#### Requirements:
Write out all the lines again, precisely as they stand, but without the images.

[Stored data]

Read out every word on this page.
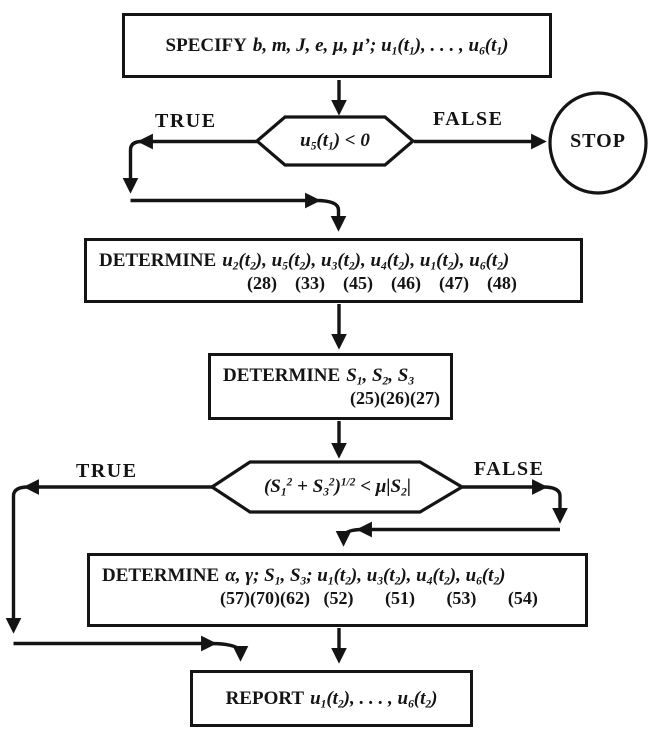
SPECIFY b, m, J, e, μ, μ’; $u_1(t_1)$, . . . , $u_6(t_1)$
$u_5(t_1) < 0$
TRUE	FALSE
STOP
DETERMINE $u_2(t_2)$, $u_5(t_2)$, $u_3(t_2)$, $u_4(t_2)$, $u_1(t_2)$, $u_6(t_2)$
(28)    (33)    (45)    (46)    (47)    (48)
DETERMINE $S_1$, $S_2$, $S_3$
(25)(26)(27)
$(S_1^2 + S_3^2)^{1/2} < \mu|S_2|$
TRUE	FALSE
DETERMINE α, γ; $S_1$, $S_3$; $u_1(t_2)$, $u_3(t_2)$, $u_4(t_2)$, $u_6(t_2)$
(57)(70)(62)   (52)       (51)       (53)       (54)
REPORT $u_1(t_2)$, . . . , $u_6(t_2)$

#### Solution to the exercise:
Read out every word on this page.
SPECIFY b, m, J, e, μ, μ’; $u_1(t_1)$, . . . , $u_6(t_1)$
$u_5(t_1) < 0$
TRUE	FALSE
STOP
DETERMINE $u_2(t_2)$, $u_5(t_2)$, $u_3(t_2)$, $u_4(t_2)$, $u_1(t_2)$, $u_6(t_2)$
(28)    (33)    (45)    (46)    (47)    (48)
DETERMINE $S_1$, $S_2$, $S_3$
(25)(26)(27)
$(S_1^2 + S_3^2)^{1/2} < \mu|S_2|$
TRUE	FALSE
DETERMINE α, γ; $S_1$, $S_3$; $u_1(t_2)$, $u_3(t_2)$, $u_4(t_2)$, $u_6(t_2)$
(57)(70)(62)   (52)       (51)       (53)       (54)
REPORT $u_1(t_2)$, . . . , $u_6(t_2)$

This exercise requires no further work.